## Exercise
Pull every "name" line out of the data below.

------------------------------------------------------------

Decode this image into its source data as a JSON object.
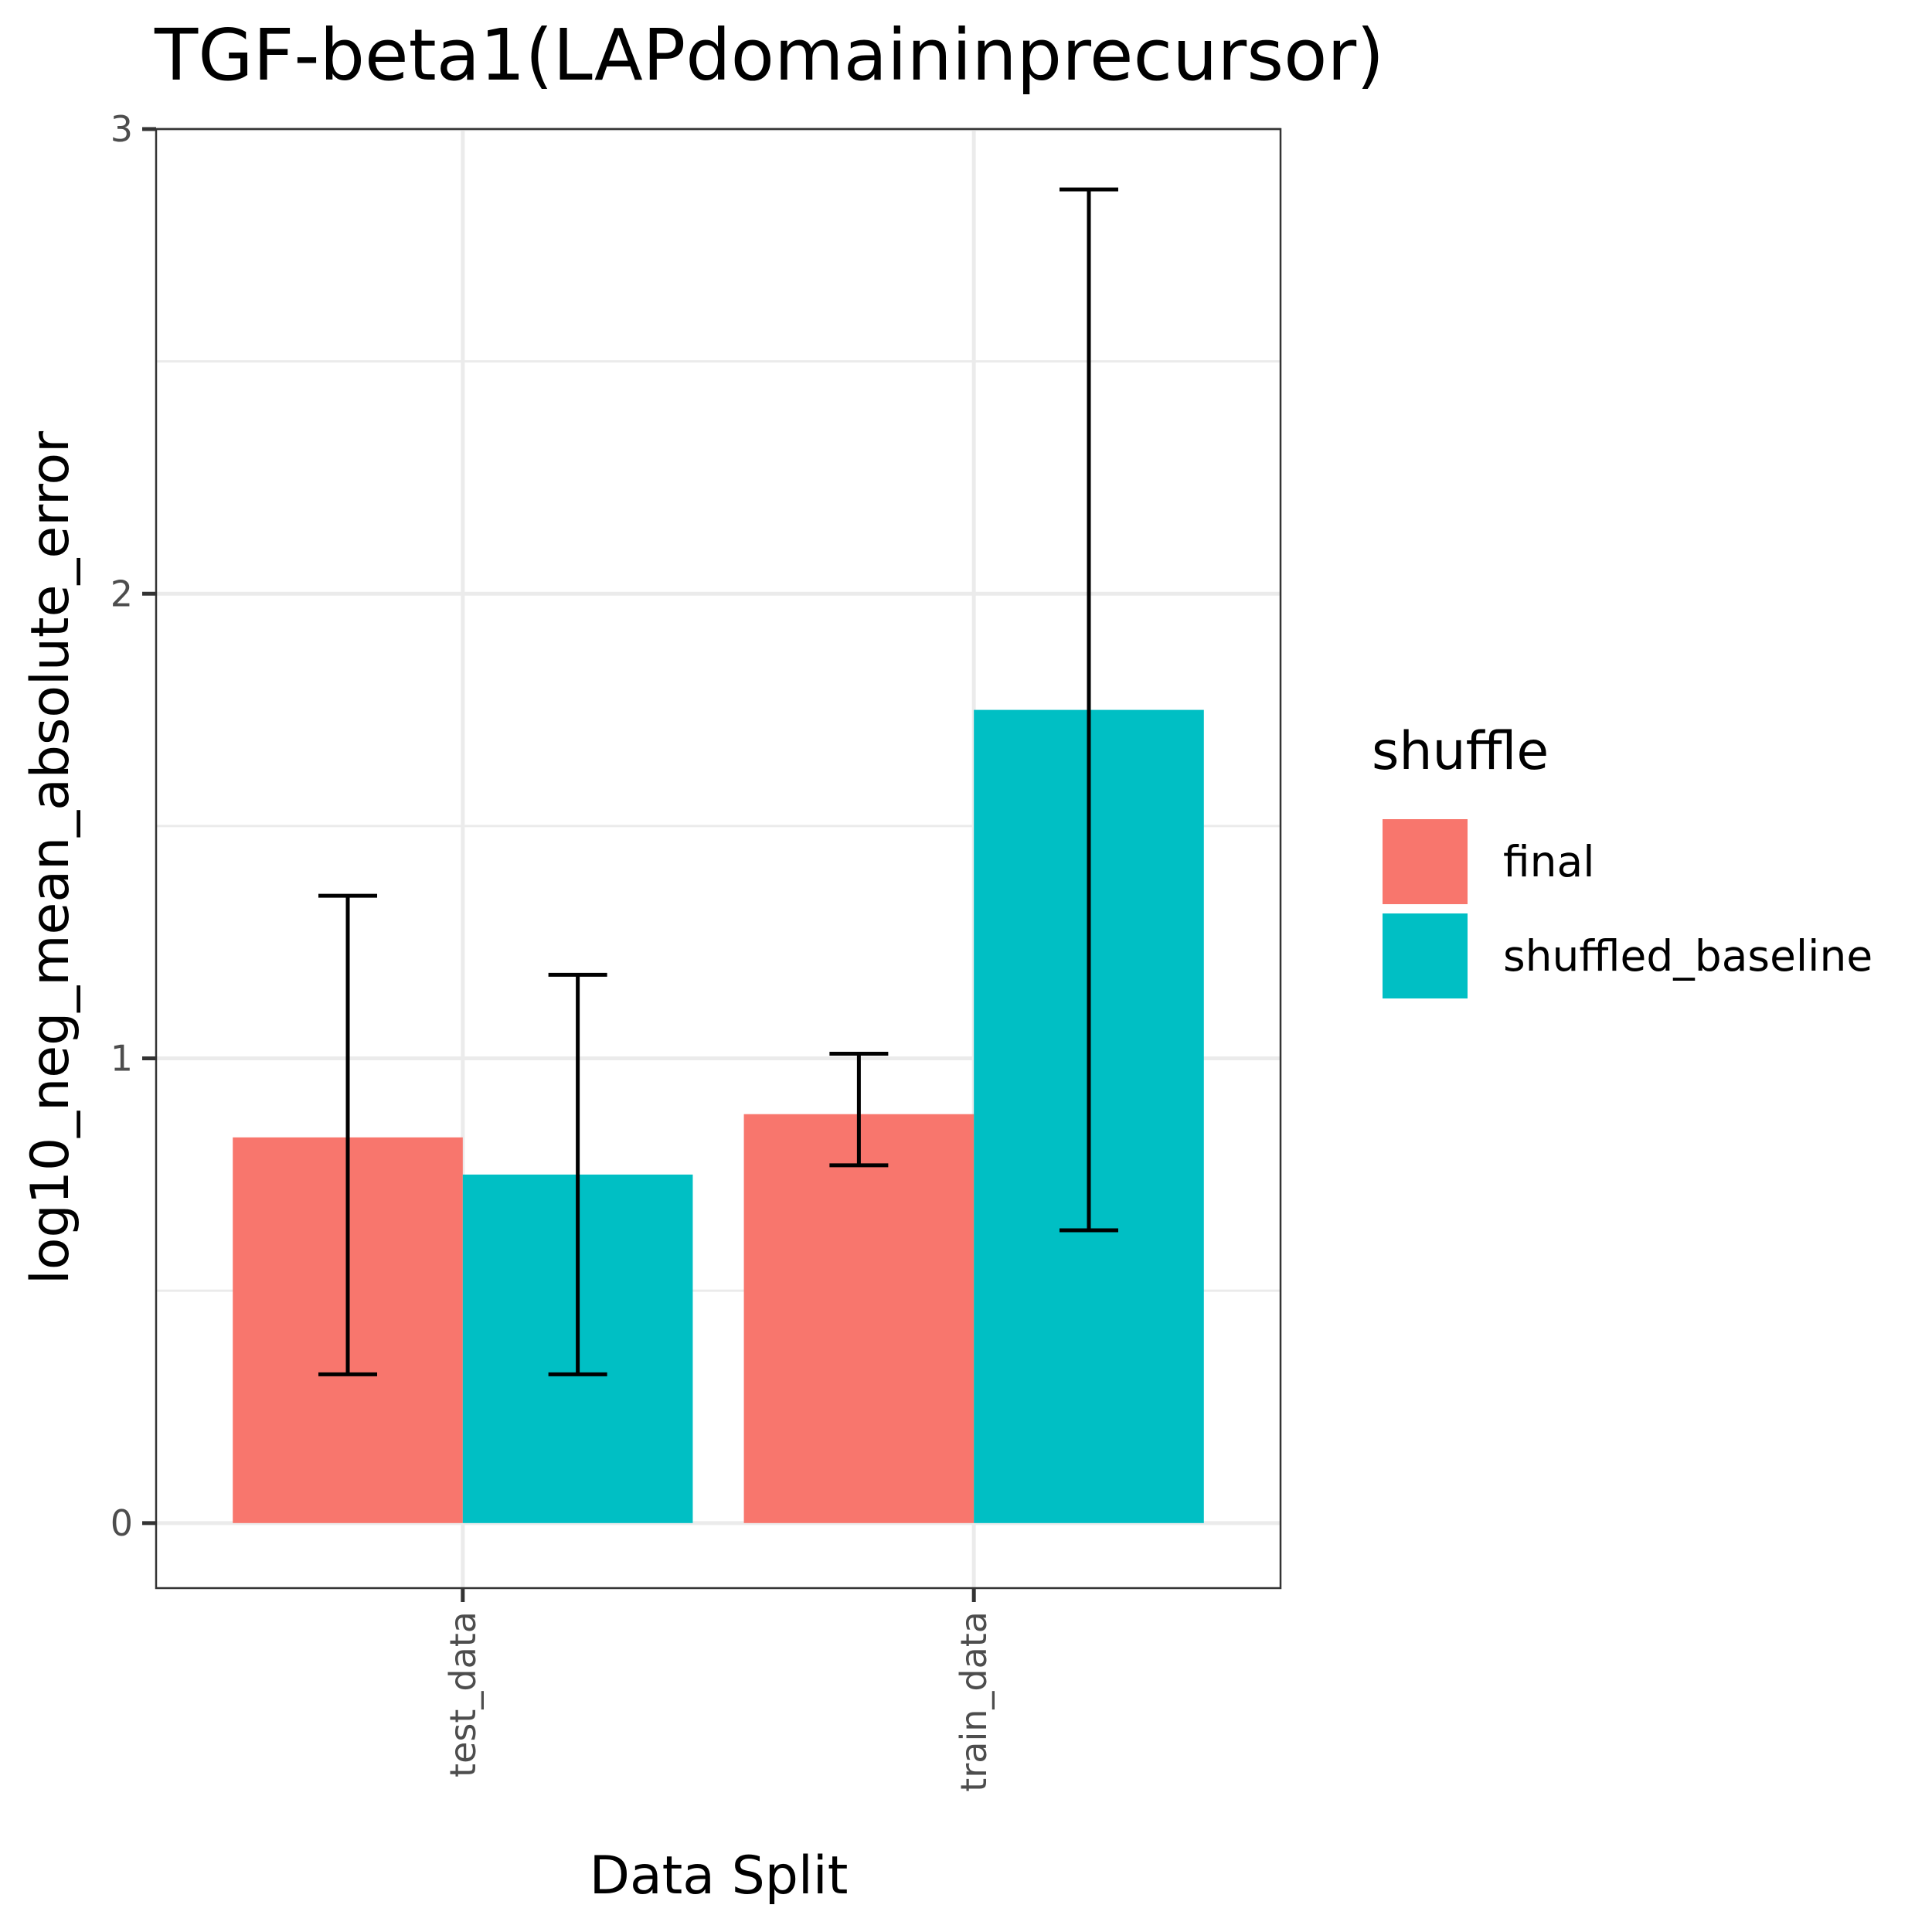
{
  "chart_data": {
    "type": "bar",
    "title": "TGF-beta1(LAPdomaininprecursor)",
    "xlabel": "Data Split",
    "ylabel": "log10_neg_mean_absolute_error",
    "categories": [
      "test_data",
      "train_data"
    ],
    "ylim": [
      -0.14,
      3.0
    ],
    "yticks": [
      "0",
      "1",
      "2",
      "3"
    ],
    "grid": true,
    "legend": {
      "title": "shuffle",
      "position": "right"
    },
    "series": [
      {
        "name": "final",
        "color": "#F8766D",
        "values": [
          0.83,
          0.88
        ],
        "error_low": [
          0.32,
          0.77
        ],
        "error_high": [
          1.35,
          1.01
        ]
      },
      {
        "name": "shuffled_baseline",
        "color": "#00BFC4",
        "values": [
          0.75,
          1.75
        ],
        "error_low": [
          0.32,
          0.63
        ],
        "error_high": [
          1.18,
          2.87
        ]
      }
    ]
  }
}
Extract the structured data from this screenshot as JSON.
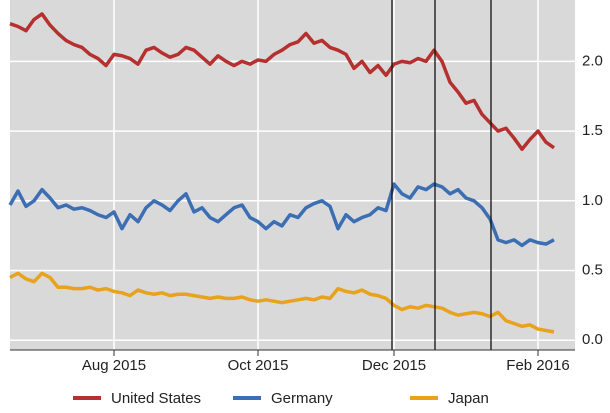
{
  "chart_data": {
    "type": "line",
    "categories": [
      null,
      null,
      null,
      null,
      null,
      null,
      null,
      null,
      null,
      null,
      null,
      null,
      null,
      "Aug 2015",
      null,
      null,
      null,
      null,
      null,
      null,
      null,
      null,
      null,
      null,
      null,
      null,
      null,
      null,
      null,
      null,
      null,
      "Oct 2015",
      null,
      null,
      null,
      null,
      null,
      null,
      null,
      null,
      null,
      null,
      null,
      null,
      null,
      null,
      null,
      null,
      "Dec 2015",
      null,
      null,
      null,
      null,
      null,
      null,
      null,
      null,
      null,
      null,
      null,
      null,
      null,
      null,
      null,
      null,
      null,
      "Feb 2016",
      null,
      null
    ],
    "series": [
      {
        "name": "United States",
        "color": "#b5302f",
        "values": [
          2.27,
          2.25,
          2.22,
          2.3,
          2.34,
          2.26,
          2.2,
          2.15,
          2.12,
          2.1,
          2.05,
          2.02,
          1.97,
          2.05,
          2.04,
          2.02,
          1.98,
          2.08,
          2.1,
          2.06,
          2.03,
          2.05,
          2.1,
          2.08,
          2.03,
          1.98,
          2.04,
          2.0,
          1.97,
          2.0,
          1.98,
          2.01,
          2.0,
          2.05,
          2.08,
          2.12,
          2.14,
          2.2,
          2.13,
          2.15,
          2.1,
          2.08,
          2.05,
          1.95,
          2.0,
          1.92,
          1.97,
          1.9,
          1.98,
          2.0,
          1.99,
          2.02,
          2.0,
          2.08,
          2.0,
          1.85,
          1.78,
          1.7,
          1.72,
          1.62,
          1.56,
          1.5,
          1.52,
          1.45,
          1.37,
          1.44,
          1.5,
          1.42,
          1.38
        ]
      },
      {
        "name": "Germany",
        "color": "#3c6eb4",
        "values": [
          0.97,
          1.07,
          0.96,
          1.0,
          1.08,
          1.02,
          0.95,
          0.97,
          0.94,
          0.95,
          0.93,
          0.9,
          0.88,
          0.92,
          0.8,
          0.9,
          0.85,
          0.95,
          1.0,
          0.97,
          0.93,
          1.0,
          1.05,
          0.92,
          0.95,
          0.88,
          0.85,
          0.9,
          0.95,
          0.97,
          0.88,
          0.85,
          0.8,
          0.85,
          0.82,
          0.9,
          0.88,
          0.95,
          0.98,
          1.0,
          0.96,
          0.8,
          0.9,
          0.85,
          0.88,
          0.9,
          0.95,
          0.93,
          1.12,
          1.05,
          1.02,
          1.1,
          1.08,
          1.12,
          1.1,
          1.05,
          1.08,
          1.02,
          1.0,
          0.95,
          0.87,
          0.72,
          0.7,
          0.72,
          0.68,
          0.72,
          0.7,
          0.69,
          0.72
        ]
      },
      {
        "name": "Japan",
        "color": "#e8a21c",
        "values": [
          0.45,
          0.48,
          0.44,
          0.42,
          0.48,
          0.45,
          0.38,
          0.38,
          0.37,
          0.37,
          0.38,
          0.36,
          0.37,
          0.35,
          0.34,
          0.32,
          0.36,
          0.34,
          0.33,
          0.34,
          0.32,
          0.33,
          0.33,
          0.32,
          0.31,
          0.3,
          0.31,
          0.3,
          0.3,
          0.31,
          0.29,
          0.28,
          0.29,
          0.28,
          0.27,
          0.28,
          0.29,
          0.3,
          0.29,
          0.31,
          0.3,
          0.37,
          0.35,
          0.34,
          0.36,
          0.33,
          0.32,
          0.3,
          0.25,
          0.22,
          0.24,
          0.23,
          0.25,
          0.24,
          0.23,
          0.2,
          0.18,
          0.19,
          0.2,
          0.19,
          0.17,
          0.2,
          0.14,
          0.12,
          0.1,
          0.11,
          0.08,
          0.07,
          0.06
        ]
      }
    ],
    "ylim": [
      -0.07,
      2.44
    ],
    "yticks": [
      {
        "value": 0,
        "label": "0.0"
      },
      0.5,
      {
        "value": 1,
        "label": "1.0"
      },
      1.5,
      {
        "value": 2,
        "label": "2.0"
      }
    ],
    "grid": true
  }
}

------------------------------------------------------------

## Exercise answer
        "name": "final",
        "name": "shuffled_baseline",
        "name": "United States",
        "name": "Germany",
        "name": "Japan",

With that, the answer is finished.